━━ Data supplied ━━

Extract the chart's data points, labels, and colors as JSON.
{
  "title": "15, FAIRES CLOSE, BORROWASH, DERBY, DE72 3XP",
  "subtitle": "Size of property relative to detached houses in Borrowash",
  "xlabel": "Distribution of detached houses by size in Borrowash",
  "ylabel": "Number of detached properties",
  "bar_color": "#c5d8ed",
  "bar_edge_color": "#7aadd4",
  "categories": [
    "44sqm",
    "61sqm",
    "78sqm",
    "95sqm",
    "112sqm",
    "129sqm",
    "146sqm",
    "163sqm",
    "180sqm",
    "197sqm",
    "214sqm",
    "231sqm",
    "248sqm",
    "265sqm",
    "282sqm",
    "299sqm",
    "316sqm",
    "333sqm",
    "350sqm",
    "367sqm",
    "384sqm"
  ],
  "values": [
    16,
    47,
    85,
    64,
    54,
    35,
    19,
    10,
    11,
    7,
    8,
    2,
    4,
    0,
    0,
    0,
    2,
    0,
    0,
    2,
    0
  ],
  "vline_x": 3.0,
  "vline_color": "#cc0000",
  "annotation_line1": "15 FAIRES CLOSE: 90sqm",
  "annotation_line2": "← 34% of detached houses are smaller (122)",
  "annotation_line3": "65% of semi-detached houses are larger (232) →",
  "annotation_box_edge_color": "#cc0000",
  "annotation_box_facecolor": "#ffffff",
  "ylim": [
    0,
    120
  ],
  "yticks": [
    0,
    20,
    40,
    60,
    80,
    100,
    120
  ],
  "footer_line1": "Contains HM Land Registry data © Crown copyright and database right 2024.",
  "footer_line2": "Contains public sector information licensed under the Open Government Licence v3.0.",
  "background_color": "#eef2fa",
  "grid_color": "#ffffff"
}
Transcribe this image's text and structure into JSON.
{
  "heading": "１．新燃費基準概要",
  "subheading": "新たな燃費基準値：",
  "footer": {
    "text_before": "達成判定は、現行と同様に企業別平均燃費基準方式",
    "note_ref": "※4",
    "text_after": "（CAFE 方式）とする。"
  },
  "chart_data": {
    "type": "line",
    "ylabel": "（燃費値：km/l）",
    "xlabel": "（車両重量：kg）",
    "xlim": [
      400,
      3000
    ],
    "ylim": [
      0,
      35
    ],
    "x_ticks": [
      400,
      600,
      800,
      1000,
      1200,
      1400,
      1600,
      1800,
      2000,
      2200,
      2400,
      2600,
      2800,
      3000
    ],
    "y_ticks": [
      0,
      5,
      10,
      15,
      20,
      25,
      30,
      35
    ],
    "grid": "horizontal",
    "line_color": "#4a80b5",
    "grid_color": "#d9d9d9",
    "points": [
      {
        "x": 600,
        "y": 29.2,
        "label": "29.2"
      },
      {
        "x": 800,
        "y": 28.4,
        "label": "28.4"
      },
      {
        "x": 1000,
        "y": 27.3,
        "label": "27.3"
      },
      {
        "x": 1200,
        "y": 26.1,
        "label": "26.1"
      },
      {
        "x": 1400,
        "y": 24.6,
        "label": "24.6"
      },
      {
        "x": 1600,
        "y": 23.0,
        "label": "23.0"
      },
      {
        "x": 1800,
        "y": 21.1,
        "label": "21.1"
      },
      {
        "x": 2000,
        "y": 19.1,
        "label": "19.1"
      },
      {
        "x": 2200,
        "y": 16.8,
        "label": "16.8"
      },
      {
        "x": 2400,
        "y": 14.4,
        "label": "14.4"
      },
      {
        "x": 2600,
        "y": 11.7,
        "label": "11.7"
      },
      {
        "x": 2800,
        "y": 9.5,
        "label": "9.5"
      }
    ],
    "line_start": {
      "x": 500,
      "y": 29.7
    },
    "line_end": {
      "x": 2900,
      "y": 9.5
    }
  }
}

━━━

=== What you are asked to do ===
Search the data for "Contains". Copy every matching line.

=== Full answer ===
  "footer_line1": "Contains HM Land Registry data © Crown copyright and database right 2024.",
  "footer_line2": "Contains public sector information licensed under the Open Government Licence v3.0.",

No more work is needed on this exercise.